TASK TO COMPLETE: Wherever the word "caption" appears in the entries, copy the whole line.

++++

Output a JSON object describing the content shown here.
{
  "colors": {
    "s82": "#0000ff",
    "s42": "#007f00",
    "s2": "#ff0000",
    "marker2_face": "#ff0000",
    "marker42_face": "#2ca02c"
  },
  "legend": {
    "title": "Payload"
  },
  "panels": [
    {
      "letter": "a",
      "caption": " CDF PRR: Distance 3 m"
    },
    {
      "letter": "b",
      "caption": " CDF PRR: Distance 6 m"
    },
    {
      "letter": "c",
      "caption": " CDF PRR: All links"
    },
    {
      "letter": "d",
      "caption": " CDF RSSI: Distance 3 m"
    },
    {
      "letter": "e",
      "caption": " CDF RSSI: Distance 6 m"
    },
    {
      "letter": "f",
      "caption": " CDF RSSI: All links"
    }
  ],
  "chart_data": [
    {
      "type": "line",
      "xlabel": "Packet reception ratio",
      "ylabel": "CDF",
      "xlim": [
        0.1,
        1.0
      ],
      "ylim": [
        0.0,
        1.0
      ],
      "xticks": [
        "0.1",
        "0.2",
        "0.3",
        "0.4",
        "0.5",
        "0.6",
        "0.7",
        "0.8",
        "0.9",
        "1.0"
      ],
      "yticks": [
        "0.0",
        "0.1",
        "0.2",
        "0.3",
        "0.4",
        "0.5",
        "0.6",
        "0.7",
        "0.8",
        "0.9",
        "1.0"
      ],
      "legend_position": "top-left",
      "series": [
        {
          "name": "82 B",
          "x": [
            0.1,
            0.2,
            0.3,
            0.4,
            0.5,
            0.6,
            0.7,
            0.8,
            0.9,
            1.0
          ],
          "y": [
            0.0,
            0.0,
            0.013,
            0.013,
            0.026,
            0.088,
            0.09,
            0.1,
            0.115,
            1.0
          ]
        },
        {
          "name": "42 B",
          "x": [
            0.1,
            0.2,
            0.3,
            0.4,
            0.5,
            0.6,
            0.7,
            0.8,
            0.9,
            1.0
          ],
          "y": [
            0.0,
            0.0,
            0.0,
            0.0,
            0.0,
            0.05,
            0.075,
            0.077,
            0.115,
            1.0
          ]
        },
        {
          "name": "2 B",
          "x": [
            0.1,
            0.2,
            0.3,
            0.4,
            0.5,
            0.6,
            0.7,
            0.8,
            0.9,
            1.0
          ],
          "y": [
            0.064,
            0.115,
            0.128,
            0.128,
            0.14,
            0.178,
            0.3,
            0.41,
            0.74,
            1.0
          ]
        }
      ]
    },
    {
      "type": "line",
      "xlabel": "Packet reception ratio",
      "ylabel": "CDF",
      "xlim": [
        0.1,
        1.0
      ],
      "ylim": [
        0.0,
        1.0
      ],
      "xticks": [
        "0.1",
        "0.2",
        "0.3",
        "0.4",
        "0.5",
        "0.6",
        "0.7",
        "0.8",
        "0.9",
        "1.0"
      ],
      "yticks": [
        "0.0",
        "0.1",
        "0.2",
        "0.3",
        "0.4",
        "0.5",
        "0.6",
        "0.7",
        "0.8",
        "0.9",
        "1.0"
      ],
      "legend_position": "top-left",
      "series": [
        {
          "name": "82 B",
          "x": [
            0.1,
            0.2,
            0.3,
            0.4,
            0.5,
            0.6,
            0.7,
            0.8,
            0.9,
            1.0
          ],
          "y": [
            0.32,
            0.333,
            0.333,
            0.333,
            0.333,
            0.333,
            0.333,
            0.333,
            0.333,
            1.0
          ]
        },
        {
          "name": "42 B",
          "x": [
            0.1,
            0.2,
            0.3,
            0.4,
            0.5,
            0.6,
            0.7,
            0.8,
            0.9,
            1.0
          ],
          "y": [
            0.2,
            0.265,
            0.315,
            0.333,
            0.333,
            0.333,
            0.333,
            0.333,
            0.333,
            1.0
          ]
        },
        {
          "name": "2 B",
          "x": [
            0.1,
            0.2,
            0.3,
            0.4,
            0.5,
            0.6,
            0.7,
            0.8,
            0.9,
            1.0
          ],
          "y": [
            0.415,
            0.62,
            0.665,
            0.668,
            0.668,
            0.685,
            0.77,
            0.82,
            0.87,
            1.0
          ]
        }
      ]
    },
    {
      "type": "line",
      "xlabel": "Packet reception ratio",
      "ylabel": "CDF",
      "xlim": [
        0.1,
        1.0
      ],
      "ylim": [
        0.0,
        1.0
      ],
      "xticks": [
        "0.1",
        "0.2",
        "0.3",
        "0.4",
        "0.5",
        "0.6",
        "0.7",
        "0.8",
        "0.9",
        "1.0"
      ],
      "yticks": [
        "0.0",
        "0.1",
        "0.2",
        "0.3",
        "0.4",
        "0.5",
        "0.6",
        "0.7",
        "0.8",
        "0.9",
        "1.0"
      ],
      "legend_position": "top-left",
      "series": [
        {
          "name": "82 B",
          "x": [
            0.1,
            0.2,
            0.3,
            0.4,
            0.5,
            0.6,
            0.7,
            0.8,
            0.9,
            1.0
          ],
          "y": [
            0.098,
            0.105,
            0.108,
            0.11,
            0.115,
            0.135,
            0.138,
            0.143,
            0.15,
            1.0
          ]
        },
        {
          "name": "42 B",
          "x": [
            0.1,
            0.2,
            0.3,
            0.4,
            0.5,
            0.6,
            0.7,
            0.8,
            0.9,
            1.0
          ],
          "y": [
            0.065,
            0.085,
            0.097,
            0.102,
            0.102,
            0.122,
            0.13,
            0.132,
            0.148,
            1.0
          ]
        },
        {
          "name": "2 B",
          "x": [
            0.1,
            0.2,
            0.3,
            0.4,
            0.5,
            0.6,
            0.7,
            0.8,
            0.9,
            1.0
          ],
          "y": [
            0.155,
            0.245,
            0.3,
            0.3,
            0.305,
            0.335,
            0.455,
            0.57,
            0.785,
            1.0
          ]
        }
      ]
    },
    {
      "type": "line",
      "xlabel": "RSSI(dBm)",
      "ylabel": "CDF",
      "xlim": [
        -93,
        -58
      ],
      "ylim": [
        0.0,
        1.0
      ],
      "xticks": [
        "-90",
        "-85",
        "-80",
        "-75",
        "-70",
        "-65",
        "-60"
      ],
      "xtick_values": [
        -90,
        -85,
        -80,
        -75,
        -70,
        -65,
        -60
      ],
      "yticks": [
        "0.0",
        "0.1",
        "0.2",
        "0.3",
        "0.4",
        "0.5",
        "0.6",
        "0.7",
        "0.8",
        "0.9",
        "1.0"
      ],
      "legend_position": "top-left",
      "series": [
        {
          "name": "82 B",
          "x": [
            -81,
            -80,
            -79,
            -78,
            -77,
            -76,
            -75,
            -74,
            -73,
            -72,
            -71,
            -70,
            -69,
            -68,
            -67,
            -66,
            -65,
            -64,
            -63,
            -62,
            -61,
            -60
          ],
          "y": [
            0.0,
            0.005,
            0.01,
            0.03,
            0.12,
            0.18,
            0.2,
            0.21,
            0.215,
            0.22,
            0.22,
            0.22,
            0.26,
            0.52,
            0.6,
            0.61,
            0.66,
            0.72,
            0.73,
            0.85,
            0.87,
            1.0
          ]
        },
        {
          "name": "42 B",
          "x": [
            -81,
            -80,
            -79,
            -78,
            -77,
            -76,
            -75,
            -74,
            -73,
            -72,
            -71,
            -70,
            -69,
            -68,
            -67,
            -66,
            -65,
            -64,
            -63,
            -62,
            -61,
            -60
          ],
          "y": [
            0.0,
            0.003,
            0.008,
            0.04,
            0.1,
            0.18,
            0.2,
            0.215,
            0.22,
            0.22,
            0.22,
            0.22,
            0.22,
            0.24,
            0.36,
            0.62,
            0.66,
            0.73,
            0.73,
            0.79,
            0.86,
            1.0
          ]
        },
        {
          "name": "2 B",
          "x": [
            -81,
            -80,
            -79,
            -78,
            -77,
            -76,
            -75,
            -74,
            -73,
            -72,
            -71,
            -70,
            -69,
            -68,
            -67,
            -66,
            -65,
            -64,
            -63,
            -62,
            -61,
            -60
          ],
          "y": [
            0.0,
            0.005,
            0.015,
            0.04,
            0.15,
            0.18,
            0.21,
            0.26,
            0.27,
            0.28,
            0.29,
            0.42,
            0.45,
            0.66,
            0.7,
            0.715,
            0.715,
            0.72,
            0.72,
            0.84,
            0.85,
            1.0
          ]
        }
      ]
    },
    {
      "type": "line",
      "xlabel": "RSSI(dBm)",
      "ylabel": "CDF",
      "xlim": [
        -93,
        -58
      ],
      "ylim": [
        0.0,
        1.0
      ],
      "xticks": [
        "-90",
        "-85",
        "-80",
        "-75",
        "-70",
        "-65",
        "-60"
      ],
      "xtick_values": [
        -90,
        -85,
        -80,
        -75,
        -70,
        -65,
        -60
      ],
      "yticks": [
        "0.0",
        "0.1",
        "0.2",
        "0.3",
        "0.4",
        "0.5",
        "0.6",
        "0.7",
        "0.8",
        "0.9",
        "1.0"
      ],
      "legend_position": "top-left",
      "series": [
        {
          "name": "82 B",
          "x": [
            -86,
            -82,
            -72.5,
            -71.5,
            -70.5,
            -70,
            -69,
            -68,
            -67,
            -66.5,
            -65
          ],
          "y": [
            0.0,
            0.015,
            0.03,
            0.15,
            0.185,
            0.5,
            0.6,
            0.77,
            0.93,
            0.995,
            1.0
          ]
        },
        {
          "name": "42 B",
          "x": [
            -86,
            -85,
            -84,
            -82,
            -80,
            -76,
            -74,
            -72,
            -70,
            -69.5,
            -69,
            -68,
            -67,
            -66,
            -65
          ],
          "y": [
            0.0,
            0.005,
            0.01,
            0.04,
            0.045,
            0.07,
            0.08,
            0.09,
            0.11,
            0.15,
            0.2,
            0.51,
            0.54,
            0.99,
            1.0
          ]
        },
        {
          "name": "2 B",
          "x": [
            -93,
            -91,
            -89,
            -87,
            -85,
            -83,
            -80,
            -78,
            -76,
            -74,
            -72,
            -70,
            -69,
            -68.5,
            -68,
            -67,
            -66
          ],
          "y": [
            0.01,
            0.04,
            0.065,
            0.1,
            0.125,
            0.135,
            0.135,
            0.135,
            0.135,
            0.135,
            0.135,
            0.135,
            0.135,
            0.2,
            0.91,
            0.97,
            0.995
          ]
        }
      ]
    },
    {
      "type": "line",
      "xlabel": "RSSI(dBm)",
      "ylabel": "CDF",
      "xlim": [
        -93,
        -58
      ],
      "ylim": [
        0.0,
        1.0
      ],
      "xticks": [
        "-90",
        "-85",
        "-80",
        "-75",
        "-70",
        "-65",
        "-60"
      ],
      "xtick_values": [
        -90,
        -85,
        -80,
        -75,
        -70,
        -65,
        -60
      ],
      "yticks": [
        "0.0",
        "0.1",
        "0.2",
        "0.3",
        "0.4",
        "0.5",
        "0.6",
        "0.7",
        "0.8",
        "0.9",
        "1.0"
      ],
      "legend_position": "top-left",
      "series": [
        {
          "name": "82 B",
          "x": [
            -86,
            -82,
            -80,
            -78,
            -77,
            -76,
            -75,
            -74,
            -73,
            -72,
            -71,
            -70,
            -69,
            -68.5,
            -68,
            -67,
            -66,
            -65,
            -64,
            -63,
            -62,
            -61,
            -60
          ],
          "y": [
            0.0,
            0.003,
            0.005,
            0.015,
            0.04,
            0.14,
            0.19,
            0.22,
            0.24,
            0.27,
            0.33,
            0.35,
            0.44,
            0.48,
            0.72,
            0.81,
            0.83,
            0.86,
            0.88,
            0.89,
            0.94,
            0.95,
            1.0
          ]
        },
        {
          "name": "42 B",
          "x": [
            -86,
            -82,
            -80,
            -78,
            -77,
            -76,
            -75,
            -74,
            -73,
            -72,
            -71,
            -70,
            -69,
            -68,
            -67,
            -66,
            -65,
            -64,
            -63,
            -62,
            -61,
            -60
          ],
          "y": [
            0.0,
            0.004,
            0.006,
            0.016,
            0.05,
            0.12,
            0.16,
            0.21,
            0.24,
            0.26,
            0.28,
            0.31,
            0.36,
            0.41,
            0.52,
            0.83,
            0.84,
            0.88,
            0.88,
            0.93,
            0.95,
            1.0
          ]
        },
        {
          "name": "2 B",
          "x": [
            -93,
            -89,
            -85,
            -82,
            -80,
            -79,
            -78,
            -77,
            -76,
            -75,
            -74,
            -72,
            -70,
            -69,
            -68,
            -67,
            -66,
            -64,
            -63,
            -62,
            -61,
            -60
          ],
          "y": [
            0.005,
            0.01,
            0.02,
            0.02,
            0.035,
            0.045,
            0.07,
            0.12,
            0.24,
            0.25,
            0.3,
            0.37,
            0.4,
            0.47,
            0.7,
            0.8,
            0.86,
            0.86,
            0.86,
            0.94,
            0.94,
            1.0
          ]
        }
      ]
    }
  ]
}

++++

WRITTEN RESPONSE:
      "caption": " CDF PRR: Distance 3 m"
      "caption": " CDF PRR: Distance 6 m"
      "caption": " CDF PRR: All links"
      "caption": " CDF RSSI: Distance 3 m"
      "caption": " CDF RSSI: Distance 6 m"
      "caption": " CDF RSSI: All links"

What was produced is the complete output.